(EXERCISE DETAILS) Report the number of lines where the string "What" occurs, and write nothing else.

[RECORDS SHOWN start]

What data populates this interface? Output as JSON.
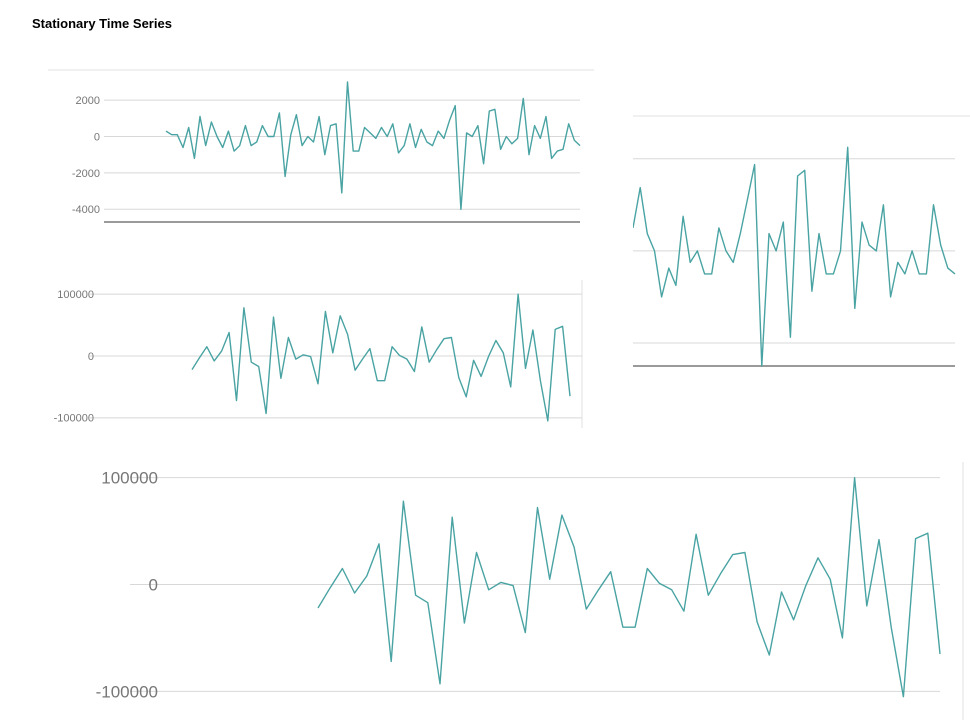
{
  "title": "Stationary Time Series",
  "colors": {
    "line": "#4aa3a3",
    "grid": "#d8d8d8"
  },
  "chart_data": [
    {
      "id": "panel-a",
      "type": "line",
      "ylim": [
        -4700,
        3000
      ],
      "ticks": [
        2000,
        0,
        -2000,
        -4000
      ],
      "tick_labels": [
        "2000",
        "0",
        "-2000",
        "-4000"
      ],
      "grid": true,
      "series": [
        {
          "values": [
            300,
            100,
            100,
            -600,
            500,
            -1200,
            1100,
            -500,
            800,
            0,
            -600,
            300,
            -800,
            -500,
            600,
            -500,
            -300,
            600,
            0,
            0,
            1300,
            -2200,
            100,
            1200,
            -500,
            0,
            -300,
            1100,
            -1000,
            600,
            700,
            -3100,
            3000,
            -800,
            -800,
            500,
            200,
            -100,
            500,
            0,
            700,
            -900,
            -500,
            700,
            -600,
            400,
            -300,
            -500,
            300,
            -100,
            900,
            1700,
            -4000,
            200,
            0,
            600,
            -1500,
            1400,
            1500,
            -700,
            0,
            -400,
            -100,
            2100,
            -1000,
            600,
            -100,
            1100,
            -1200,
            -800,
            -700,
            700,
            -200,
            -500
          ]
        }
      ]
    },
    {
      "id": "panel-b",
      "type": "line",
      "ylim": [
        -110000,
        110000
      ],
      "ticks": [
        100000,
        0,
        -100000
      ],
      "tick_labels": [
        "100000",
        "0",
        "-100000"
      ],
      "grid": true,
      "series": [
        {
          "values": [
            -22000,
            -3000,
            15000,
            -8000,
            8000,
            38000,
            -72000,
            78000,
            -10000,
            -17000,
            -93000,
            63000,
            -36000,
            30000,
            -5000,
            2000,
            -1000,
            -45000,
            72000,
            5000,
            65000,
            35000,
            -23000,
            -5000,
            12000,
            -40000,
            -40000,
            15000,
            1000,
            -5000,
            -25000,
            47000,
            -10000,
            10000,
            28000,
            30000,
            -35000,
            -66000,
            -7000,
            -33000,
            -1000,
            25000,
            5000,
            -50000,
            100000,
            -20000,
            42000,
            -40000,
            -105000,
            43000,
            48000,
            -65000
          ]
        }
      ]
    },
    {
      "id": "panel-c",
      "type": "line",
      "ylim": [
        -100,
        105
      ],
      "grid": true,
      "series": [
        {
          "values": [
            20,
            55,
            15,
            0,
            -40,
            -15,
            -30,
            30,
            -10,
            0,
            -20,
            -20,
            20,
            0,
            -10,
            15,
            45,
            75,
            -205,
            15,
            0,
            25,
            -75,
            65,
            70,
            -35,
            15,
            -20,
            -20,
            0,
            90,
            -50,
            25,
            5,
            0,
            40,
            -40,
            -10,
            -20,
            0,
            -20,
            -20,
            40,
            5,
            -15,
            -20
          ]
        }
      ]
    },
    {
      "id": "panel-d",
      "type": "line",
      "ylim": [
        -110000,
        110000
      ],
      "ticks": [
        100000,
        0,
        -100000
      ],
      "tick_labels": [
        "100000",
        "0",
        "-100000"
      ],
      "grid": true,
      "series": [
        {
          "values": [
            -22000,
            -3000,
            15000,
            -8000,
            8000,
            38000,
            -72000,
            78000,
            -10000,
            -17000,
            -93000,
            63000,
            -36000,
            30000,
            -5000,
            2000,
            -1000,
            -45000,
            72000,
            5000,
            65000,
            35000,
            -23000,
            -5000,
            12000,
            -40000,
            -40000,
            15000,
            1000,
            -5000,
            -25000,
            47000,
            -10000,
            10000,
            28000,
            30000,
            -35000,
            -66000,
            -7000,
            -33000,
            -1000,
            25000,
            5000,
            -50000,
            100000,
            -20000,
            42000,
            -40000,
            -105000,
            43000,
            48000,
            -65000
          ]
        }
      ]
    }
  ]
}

[RECORDS SHOWN end]
[RECORDS SHOWN start]

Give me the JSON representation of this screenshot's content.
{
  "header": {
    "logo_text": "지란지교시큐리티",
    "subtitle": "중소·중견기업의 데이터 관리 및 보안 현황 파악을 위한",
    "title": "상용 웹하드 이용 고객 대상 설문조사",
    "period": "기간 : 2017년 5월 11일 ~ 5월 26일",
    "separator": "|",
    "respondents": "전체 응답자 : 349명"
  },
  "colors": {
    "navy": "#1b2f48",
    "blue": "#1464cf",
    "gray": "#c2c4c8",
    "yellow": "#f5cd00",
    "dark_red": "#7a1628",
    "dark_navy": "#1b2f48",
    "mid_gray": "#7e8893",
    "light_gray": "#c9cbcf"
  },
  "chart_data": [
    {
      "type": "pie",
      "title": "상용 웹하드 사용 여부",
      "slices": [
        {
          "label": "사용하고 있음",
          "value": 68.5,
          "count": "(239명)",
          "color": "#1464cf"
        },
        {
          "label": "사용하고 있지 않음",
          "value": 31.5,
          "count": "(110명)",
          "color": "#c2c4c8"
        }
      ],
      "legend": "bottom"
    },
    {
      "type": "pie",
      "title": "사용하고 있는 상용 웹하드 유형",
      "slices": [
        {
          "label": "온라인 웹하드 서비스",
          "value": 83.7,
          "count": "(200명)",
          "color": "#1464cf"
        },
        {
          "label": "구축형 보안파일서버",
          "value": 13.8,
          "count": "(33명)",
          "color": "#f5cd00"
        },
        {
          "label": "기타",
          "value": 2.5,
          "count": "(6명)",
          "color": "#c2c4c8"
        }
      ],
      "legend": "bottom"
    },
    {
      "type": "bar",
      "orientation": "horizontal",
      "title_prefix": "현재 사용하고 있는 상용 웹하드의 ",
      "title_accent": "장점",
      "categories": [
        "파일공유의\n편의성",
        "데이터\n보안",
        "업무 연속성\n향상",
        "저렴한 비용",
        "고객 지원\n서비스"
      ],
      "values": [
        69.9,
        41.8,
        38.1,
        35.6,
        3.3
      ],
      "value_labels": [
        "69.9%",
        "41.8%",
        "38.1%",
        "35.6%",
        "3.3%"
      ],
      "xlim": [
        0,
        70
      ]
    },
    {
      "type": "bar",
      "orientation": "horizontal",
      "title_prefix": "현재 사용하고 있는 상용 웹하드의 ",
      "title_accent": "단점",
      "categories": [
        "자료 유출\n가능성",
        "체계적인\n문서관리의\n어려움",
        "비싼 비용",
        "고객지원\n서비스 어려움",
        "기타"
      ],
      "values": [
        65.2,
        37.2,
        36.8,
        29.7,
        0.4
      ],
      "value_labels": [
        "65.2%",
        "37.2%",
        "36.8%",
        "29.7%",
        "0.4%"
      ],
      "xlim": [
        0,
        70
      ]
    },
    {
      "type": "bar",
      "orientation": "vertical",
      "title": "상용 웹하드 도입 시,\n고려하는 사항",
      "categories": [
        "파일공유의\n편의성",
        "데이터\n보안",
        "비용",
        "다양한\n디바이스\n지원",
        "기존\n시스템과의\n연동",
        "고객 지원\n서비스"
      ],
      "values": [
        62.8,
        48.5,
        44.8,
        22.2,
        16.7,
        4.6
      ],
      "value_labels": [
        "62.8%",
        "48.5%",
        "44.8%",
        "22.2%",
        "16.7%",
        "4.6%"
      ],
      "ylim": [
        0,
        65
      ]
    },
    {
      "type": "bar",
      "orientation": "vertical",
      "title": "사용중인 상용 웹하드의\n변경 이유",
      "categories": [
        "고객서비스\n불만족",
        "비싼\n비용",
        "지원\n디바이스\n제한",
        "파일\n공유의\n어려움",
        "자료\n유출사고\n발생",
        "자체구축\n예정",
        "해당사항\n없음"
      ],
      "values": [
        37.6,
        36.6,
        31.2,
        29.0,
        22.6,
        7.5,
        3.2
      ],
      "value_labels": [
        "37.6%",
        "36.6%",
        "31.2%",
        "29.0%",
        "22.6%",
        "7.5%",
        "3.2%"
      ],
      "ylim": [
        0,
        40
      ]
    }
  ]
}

[RECORDS SHOWN end]
[RECORDS SHOWN start]

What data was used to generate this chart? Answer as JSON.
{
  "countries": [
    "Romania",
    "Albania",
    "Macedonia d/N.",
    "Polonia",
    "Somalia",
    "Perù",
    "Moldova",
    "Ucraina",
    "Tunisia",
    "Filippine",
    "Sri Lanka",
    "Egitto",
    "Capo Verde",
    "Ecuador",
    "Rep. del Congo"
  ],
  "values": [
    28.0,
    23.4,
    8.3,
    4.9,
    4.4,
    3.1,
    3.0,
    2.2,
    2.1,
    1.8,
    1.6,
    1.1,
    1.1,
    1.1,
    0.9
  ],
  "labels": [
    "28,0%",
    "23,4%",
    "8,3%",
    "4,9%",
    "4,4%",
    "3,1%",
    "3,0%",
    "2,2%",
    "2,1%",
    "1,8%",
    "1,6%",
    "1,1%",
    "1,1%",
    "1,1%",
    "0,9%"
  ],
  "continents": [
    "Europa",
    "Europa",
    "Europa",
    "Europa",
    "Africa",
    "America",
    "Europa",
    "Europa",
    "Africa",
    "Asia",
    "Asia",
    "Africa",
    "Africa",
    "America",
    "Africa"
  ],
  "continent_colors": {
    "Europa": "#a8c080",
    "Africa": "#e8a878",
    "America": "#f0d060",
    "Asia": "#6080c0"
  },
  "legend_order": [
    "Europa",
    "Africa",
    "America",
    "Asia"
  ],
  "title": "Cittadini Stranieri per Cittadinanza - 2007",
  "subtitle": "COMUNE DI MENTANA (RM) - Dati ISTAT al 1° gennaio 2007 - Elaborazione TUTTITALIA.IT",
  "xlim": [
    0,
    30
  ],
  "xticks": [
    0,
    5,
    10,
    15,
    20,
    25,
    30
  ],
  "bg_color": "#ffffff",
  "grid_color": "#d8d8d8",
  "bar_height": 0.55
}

[RECORDS SHOWN end]

(RESPONSE) 2